No solo me moría de miedo en las noches en ese galpón asqueroso, sino que los días eran como la mierda también. Empezaban cuando el patrón me tiraba piedras desde su casa, al techo del galpón, para avisarme que tenía que levantarme a trabajar. Empezaba mi esclavitud antes de que saliera el sol y no paraba ni un segundo en todo el día, hasta que todos se iban a almorzar. A esa hora preparaba algo con los huesos y verduras podridas que me daban para hacerles la comida a los perros. Yo, feliz, porque metía todo en esas ollas grandes viejas y después me comía lo mejor antes de repartirles la comida a mis amigos, los perros. Cuando calentaba el agua en las ollas me abrigaba un poco con ese calorcito y eso me daba un poco de energía para el resto de la tarde. Aprendí a sobrevivir con mis compañeros animales y las sirvientas que trabajaban en la casa del patrón. Ellas escondían algún engañito y me lo llevaban al galpón en las noches y eso me ayudaba a alimentarme un poquito mejor y a los guarenes también, con lo que me quedaba por ahí en el galpón.

• [Qué hacer]: Traduce al inglés esta oración del fragmento seleccionado: "Aprendí a sobrevivir con mis compañeros animales y las sirvientas que trabajaban en la casa del patrón."

Entradas de anotación espacial
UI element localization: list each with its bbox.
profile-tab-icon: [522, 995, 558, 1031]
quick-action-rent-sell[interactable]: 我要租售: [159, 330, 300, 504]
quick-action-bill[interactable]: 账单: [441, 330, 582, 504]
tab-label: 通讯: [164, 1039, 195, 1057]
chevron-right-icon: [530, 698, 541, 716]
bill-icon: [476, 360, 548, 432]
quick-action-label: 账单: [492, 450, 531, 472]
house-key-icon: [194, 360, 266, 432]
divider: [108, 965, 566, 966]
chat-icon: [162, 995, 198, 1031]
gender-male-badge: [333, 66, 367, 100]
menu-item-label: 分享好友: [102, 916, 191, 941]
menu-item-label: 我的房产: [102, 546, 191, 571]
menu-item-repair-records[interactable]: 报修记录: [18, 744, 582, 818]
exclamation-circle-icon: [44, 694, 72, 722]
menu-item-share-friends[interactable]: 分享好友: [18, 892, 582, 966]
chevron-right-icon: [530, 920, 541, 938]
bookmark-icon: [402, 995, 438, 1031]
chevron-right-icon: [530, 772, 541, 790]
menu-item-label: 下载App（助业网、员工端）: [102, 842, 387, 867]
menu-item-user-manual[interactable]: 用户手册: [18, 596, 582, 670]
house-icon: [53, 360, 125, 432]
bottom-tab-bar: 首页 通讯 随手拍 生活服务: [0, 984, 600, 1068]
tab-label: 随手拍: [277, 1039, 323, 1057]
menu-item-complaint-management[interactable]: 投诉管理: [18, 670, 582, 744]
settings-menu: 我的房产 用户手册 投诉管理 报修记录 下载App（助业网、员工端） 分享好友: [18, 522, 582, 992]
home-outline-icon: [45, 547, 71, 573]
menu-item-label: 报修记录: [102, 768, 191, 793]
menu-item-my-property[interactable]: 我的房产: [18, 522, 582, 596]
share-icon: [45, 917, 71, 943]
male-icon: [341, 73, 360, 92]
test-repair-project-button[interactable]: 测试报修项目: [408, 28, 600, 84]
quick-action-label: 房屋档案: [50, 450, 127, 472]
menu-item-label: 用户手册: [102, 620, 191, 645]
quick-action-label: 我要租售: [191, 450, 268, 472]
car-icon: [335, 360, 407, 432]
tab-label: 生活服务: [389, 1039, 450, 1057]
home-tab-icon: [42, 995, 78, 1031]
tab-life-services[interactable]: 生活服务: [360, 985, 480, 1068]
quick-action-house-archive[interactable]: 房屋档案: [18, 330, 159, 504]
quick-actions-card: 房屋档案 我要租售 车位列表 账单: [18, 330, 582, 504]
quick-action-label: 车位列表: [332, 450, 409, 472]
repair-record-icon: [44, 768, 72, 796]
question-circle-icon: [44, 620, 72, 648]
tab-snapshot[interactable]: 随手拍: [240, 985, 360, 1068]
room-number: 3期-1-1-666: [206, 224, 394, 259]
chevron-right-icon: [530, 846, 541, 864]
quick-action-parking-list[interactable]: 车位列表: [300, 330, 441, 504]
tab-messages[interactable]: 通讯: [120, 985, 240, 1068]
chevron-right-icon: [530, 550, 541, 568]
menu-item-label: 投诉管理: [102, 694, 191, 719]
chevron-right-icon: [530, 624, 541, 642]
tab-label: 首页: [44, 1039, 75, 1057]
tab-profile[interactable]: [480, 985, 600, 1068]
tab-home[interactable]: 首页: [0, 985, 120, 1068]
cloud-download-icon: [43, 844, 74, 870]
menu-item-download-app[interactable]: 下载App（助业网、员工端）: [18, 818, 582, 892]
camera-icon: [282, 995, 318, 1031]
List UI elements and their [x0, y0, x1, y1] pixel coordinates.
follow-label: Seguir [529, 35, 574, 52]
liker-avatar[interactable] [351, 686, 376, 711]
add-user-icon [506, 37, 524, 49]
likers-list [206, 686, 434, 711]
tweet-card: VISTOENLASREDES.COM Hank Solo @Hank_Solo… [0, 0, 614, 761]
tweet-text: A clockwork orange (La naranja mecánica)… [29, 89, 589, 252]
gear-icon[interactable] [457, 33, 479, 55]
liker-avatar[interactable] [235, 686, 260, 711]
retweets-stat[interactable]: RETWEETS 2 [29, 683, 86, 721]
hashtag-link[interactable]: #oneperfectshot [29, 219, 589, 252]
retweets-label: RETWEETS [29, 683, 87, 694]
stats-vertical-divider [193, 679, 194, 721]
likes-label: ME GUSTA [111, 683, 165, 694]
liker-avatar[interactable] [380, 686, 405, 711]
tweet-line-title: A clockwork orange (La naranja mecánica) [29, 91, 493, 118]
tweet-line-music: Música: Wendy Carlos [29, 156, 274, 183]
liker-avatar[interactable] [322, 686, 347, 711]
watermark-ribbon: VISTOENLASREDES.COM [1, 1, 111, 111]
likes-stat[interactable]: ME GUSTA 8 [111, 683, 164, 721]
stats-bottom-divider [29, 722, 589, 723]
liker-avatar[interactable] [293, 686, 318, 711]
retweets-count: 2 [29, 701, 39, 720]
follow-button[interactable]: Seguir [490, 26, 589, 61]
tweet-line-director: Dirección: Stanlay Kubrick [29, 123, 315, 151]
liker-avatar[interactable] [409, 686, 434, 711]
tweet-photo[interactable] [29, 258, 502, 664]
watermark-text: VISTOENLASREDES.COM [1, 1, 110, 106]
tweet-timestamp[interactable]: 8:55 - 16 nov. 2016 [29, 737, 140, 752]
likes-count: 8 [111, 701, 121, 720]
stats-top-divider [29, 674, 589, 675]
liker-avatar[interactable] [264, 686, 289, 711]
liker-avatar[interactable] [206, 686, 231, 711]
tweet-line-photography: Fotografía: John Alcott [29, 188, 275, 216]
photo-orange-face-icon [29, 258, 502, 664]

• [Respuesta]: I learned to survive with my animal companions and the maids who worked in the boss's house.